Collected data entries:
━━━━━━━━━━━━━━━━━━━━

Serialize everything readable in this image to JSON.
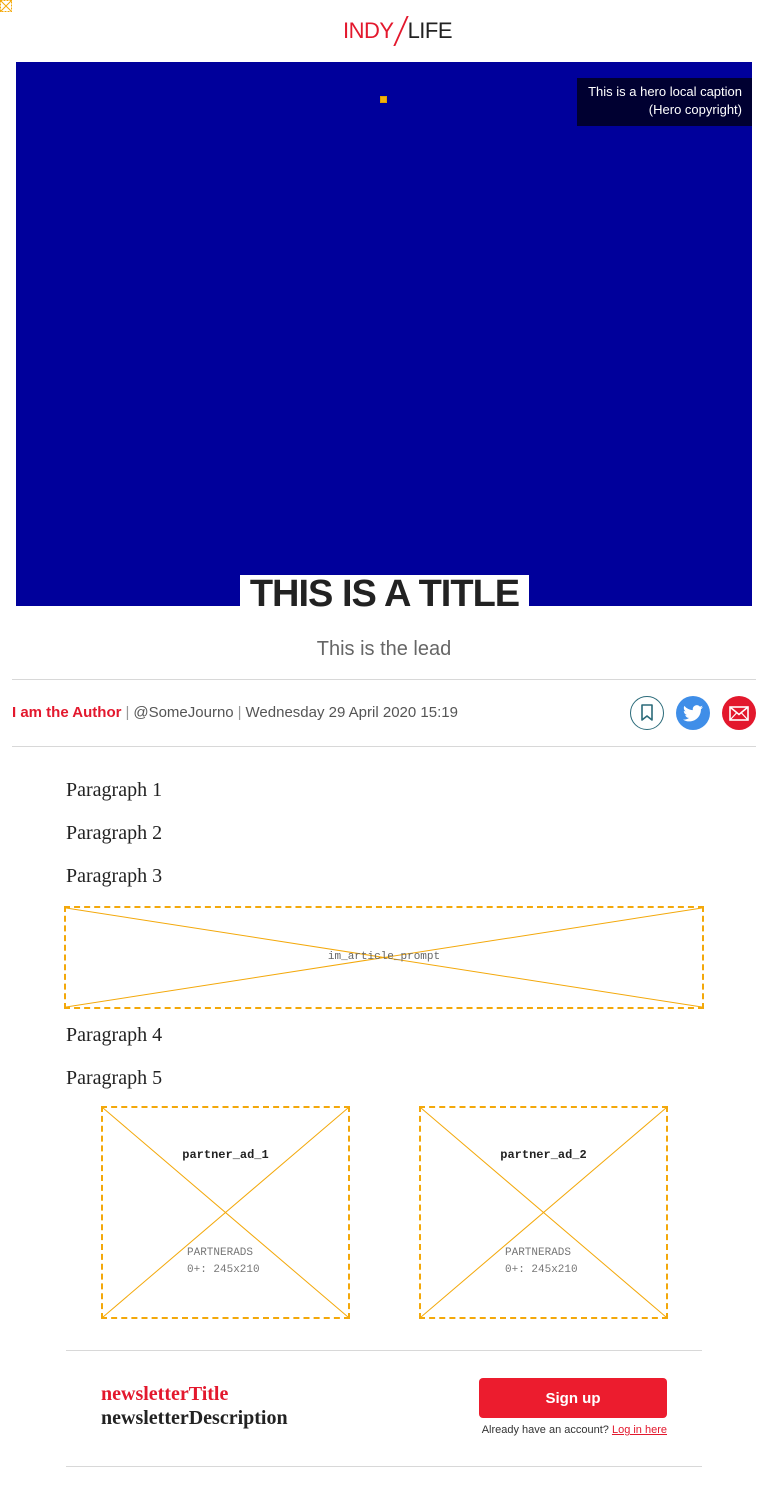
{
  "header": {
    "logo_left": "INDY",
    "logo_right": "LIFE"
  },
  "hero": {
    "caption_line1": "This is a hero local caption",
    "caption_line2": "(Hero copyright)",
    "background_color": "#00009b"
  },
  "article": {
    "title": "THIS IS A TITLE",
    "lead": "This is the lead",
    "author": "I am the Author",
    "handle": "@SomeJourno",
    "date": "Wednesday 29 April 2020 15:19",
    "paragraphs": [
      "Paragraph 1",
      "Paragraph 2",
      "Paragraph 3",
      "Paragraph 4",
      "Paragraph 5"
    ],
    "prompt_label": "im_article_prompt"
  },
  "share": {
    "icons": [
      "bookmark-icon",
      "twitter-icon",
      "mail-icon"
    ]
  },
  "ads": [
    {
      "name": "partner_ad_1",
      "meta_line1": "PARTNERADS",
      "meta_line2": "0+: 245x210"
    },
    {
      "name": "partner_ad_2",
      "meta_line1": "PARTNERADS",
      "meta_line2": "0+: 245x210"
    }
  ],
  "newsletter": {
    "title": "newsletterTitle",
    "description": "newsletterDescription",
    "signup_label": "Sign up",
    "login_prompt": "Already have an account?",
    "login_link": "Log in here"
  },
  "colors": {
    "brand_red": "#e3182d",
    "placeholder_orange": "#f3a80a",
    "twitter_blue": "#3f8ee8"
  }
}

━━━━━━━━━━━━━━━━━━━━

**Exercise directions:** Reproduce each record from above exactly; pictures do not belong in the copy.

**Output of the task:**
Serialize everything readable in this image to JSON.
{
  "header": {
    "logo_left": "INDY",
    "logo_right": "LIFE"
  },
  "hero": {
    "caption_line1": "This is a hero local caption",
    "caption_line2": "(Hero copyright)",
    "background_color": "#00009b"
  },
  "article": {
    "title": "THIS IS A TITLE",
    "lead": "This is the lead",
    "author": "I am the Author",
    "handle": "@SomeJourno",
    "date": "Wednesday 29 April 2020 15:19",
    "paragraphs": [
      "Paragraph 1",
      "Paragraph 2",
      "Paragraph 3",
      "Paragraph 4",
      "Paragraph 5"
    ],
    "prompt_label": "im_article_prompt"
  },
  "share": {
    "icons": [
      "bookmark-icon",
      "twitter-icon",
      "mail-icon"
    ]
  },
  "ads": [
    {
      "name": "partner_ad_1",
      "meta_line1": "PARTNERADS",
      "meta_line2": "0+: 245x210"
    },
    {
      "name": "partner_ad_2",
      "meta_line1": "PARTNERADS",
      "meta_line2": "0+: 245x210"
    }
  ],
  "newsletter": {
    "title": "newsletterTitle",
    "description": "newsletterDescription",
    "signup_label": "Sign up",
    "login_prompt": "Already have an account?",
    "login_link": "Log in here"
  },
  "colors": {
    "brand_red": "#e3182d",
    "placeholder_orange": "#f3a80a",
    "twitter_blue": "#3f8ee8"
  }
}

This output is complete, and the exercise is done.